== Data shown
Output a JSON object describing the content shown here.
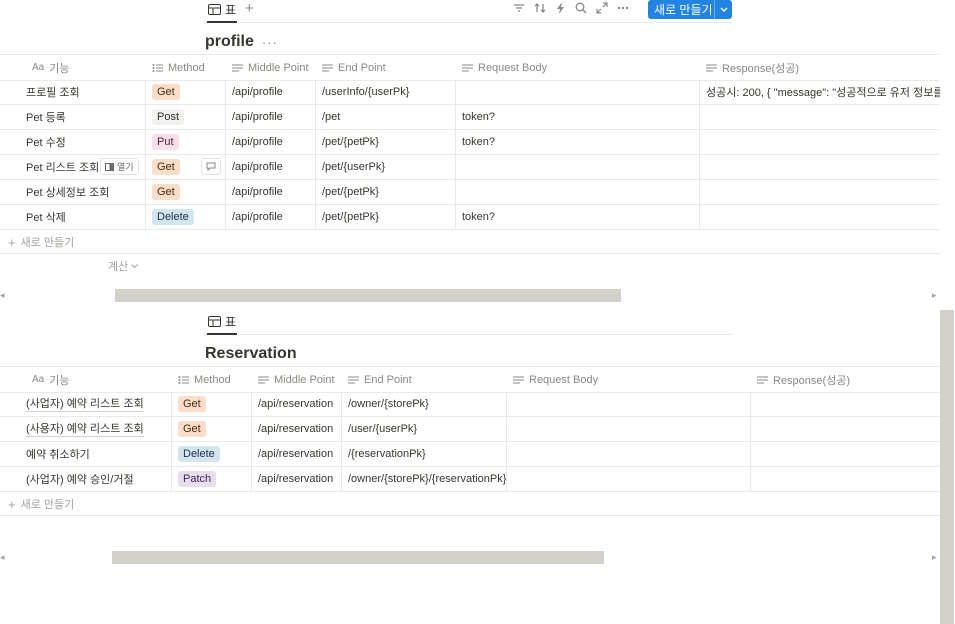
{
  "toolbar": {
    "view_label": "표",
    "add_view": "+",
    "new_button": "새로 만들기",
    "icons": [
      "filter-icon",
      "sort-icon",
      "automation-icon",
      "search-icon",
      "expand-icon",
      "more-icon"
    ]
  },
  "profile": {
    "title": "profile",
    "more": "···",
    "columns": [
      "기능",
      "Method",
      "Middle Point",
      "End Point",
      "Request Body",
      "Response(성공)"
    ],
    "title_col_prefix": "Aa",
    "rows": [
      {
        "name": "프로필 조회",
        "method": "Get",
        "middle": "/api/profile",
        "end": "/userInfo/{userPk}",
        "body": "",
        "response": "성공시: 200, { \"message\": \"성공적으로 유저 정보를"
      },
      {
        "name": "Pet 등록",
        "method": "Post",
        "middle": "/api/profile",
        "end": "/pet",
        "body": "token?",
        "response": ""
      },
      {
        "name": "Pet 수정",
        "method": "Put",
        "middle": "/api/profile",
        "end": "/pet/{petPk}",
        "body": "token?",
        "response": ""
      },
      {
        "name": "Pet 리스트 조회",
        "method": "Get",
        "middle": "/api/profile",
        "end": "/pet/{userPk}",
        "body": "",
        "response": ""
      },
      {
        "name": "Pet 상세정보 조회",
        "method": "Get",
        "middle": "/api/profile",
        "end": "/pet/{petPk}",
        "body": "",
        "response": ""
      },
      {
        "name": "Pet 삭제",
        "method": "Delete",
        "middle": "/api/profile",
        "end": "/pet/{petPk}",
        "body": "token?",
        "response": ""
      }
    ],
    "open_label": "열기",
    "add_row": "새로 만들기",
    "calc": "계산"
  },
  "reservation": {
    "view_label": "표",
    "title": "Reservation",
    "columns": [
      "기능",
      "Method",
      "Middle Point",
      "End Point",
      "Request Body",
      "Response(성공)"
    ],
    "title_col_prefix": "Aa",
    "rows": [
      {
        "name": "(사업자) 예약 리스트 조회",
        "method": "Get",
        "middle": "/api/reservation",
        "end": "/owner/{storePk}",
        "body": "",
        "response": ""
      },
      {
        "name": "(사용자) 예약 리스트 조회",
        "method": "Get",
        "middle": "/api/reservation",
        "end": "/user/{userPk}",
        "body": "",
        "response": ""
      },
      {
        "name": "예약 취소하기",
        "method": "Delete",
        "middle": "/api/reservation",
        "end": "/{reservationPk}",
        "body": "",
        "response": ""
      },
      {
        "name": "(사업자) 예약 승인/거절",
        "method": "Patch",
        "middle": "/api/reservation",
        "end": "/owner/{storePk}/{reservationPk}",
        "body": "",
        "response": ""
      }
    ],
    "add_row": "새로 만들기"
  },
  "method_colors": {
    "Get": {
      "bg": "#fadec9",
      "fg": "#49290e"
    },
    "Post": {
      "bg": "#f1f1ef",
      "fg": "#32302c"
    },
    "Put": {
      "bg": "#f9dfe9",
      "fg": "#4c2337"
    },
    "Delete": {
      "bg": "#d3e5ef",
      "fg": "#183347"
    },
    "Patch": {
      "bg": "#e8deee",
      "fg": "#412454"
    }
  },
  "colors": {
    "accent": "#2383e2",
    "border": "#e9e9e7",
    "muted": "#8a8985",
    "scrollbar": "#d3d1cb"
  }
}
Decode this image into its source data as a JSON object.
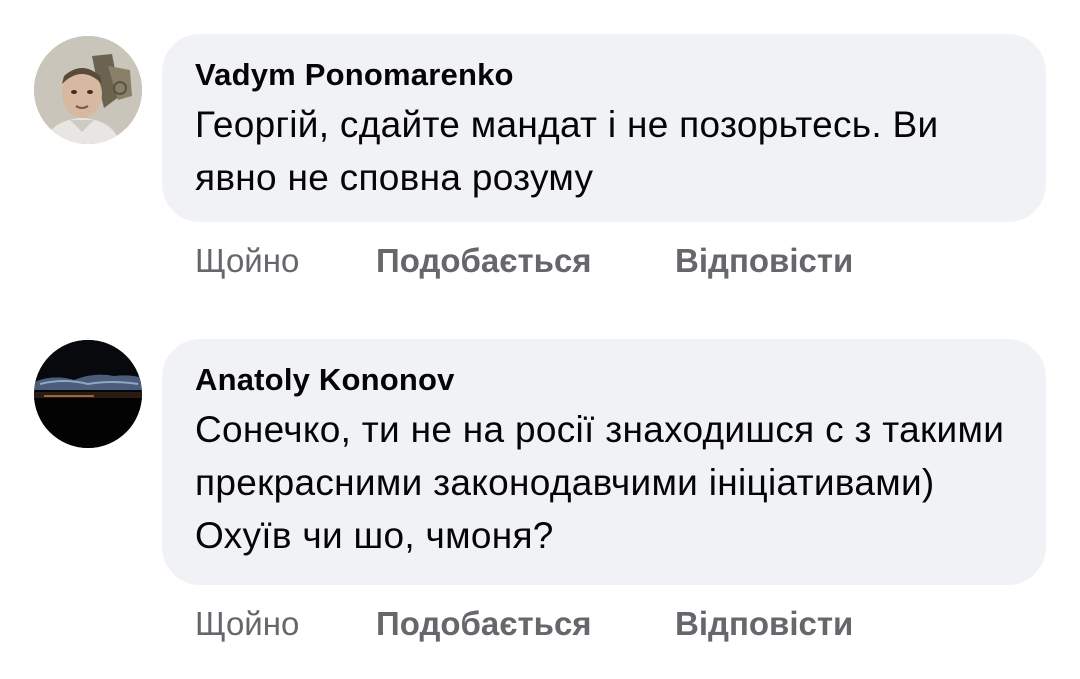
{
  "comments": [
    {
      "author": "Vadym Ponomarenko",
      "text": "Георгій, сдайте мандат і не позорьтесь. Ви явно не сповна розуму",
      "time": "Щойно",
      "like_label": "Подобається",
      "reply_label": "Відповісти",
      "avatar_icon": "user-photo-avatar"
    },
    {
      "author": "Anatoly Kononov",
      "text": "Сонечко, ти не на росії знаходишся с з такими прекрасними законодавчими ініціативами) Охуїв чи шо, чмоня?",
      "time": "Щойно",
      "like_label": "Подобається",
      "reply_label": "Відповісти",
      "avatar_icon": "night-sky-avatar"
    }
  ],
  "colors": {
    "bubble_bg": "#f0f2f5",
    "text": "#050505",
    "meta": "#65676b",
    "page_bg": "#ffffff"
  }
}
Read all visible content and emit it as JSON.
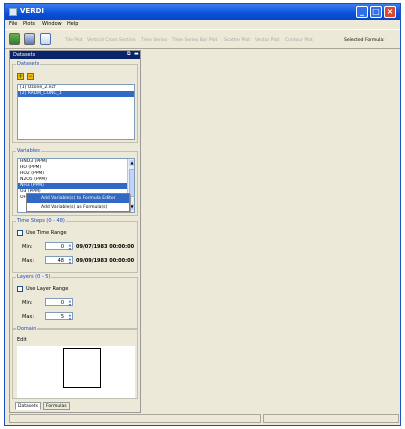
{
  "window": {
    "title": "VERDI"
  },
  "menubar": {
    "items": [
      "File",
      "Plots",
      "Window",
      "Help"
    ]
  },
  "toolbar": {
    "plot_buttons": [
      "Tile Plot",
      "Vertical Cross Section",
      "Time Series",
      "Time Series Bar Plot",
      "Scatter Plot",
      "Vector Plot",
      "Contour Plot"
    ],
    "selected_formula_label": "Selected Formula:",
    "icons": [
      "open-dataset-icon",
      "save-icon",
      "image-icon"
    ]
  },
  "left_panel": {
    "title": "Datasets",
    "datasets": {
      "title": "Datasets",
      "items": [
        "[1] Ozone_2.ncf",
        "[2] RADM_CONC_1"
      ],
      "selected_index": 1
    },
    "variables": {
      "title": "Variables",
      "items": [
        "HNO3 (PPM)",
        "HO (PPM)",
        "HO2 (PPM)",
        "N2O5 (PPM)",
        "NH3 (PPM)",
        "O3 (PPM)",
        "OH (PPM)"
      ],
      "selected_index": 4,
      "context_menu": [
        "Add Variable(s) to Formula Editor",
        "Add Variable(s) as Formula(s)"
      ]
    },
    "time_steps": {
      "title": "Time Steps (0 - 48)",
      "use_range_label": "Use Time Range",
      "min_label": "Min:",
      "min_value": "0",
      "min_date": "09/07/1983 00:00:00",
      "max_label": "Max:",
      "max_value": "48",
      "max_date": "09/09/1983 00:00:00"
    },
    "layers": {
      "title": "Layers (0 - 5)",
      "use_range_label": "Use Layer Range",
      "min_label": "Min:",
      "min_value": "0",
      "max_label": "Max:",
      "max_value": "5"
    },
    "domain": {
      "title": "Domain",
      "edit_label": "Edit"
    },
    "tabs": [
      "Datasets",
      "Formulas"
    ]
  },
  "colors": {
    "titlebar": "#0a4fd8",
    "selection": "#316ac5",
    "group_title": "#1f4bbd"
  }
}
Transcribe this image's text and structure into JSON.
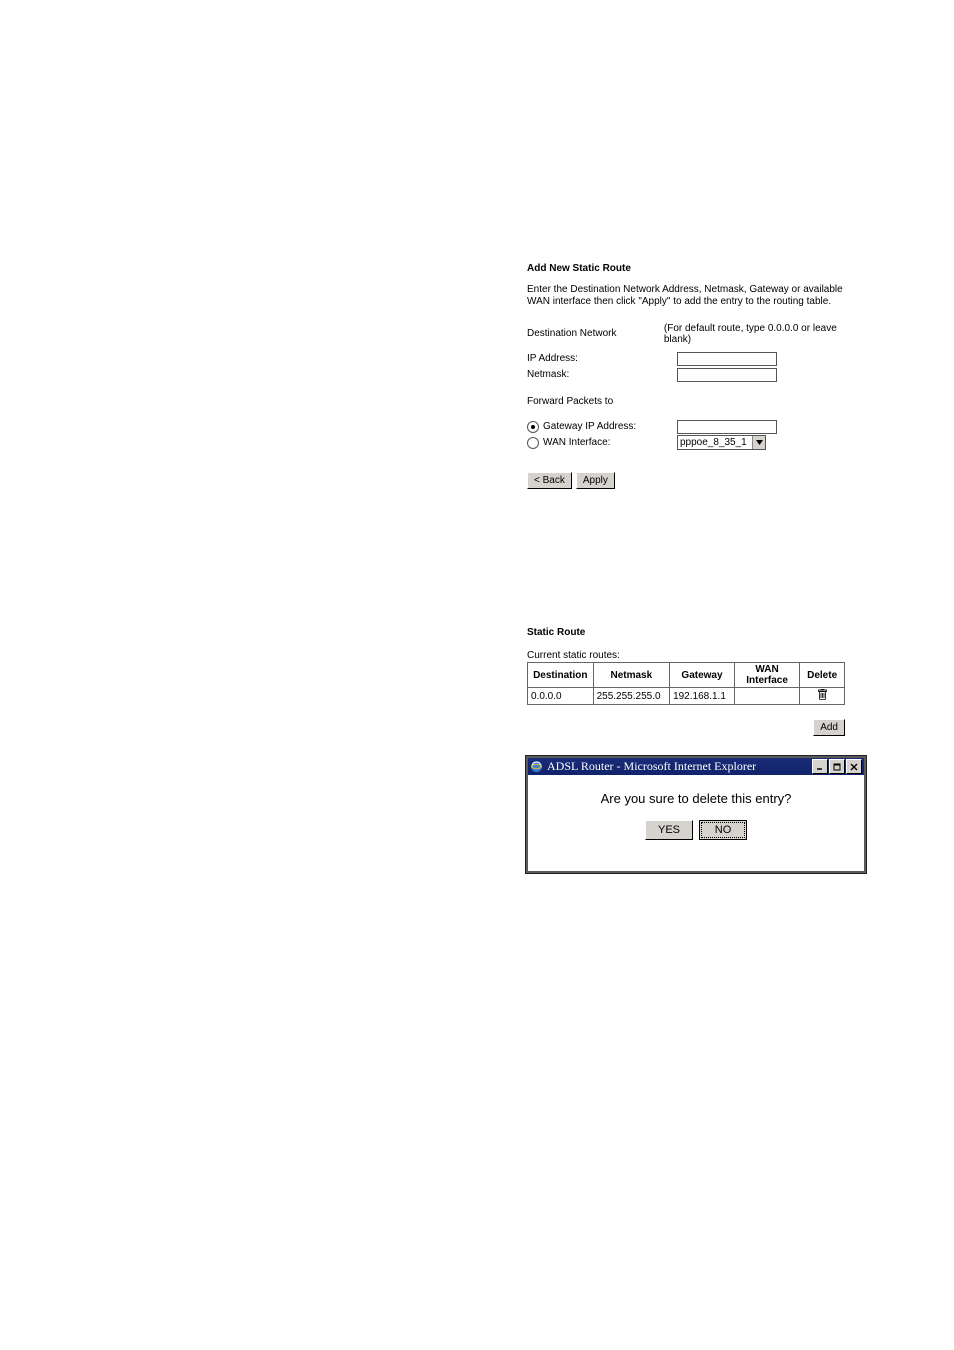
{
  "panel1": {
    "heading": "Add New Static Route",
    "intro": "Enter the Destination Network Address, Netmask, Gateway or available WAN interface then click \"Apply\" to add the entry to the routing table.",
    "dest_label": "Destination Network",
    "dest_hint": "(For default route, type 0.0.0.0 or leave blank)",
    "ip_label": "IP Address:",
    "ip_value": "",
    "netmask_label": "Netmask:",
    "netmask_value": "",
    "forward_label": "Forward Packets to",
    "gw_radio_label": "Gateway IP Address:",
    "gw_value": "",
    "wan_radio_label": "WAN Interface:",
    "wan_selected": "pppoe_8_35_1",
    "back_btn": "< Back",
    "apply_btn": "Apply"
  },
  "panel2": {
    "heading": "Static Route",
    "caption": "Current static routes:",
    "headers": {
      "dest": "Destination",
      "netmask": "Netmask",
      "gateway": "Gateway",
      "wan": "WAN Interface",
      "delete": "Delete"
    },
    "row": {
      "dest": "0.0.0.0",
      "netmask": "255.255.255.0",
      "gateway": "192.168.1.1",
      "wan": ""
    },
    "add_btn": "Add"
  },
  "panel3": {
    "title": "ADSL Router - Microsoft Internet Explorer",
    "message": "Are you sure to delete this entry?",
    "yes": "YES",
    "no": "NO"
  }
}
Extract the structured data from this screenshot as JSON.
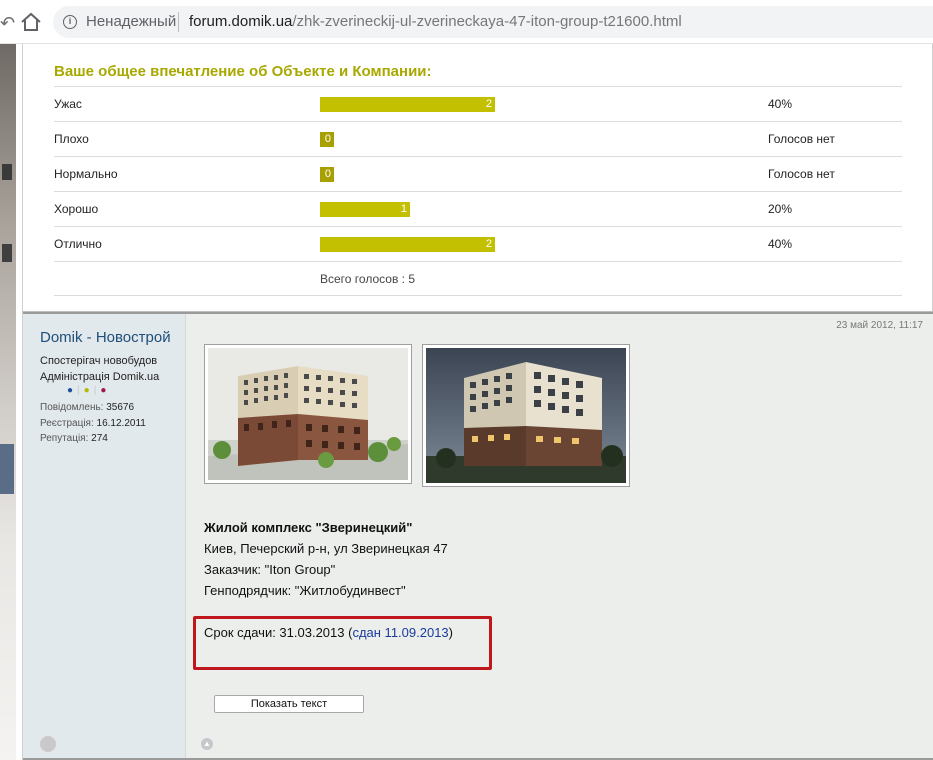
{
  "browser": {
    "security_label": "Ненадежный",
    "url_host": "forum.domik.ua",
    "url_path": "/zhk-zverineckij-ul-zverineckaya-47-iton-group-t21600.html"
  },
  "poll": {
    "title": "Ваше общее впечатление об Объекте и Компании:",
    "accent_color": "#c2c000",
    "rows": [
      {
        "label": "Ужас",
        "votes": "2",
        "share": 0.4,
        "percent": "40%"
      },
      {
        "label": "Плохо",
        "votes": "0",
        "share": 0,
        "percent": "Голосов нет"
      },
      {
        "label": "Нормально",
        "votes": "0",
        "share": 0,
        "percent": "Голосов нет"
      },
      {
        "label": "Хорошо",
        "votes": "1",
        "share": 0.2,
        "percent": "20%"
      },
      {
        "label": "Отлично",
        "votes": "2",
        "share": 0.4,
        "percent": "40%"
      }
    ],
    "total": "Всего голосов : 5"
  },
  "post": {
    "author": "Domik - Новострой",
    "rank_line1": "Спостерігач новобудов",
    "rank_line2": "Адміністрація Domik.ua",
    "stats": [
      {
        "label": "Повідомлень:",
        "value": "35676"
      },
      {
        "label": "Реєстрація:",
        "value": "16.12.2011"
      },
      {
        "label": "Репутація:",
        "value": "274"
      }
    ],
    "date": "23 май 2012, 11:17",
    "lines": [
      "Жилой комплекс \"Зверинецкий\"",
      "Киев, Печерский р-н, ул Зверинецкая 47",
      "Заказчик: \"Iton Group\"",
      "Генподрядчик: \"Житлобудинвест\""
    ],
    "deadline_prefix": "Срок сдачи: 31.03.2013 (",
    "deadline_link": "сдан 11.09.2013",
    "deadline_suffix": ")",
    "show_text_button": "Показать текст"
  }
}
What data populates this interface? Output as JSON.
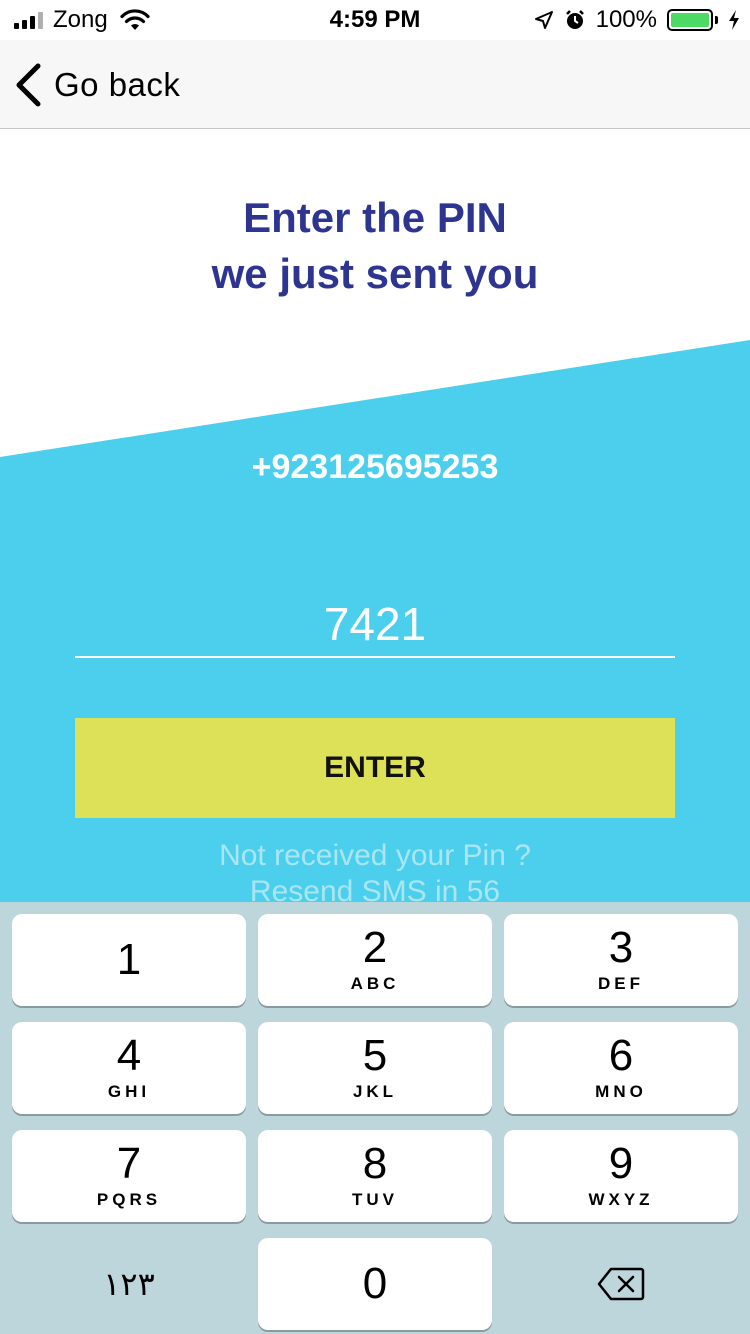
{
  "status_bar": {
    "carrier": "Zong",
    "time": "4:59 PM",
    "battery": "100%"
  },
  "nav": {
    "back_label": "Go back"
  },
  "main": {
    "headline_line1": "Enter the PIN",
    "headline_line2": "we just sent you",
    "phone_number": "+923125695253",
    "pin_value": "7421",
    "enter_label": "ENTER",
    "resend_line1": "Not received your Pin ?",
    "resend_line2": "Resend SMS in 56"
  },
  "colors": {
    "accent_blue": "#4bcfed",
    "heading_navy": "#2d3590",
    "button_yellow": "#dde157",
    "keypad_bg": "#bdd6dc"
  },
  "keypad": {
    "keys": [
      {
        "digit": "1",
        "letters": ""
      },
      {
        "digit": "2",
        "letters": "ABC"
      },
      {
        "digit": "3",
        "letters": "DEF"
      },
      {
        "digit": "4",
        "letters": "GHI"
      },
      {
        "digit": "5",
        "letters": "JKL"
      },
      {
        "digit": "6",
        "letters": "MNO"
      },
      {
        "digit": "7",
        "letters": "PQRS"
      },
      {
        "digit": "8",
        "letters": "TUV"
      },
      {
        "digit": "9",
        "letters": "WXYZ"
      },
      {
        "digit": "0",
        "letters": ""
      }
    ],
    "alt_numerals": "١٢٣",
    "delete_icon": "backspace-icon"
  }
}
====
Problem statement –
Extract every line of the records above that contains the word "digit".

Solution to the problem –
        "digit": "1",
        "digit": "2",
        "digit": "3",
        "digit": "4",
        "digit": "5",
        "digit": "6",
        "digit": "7",
        "digit": "8",
        "digit": "9",
        "digit": "0",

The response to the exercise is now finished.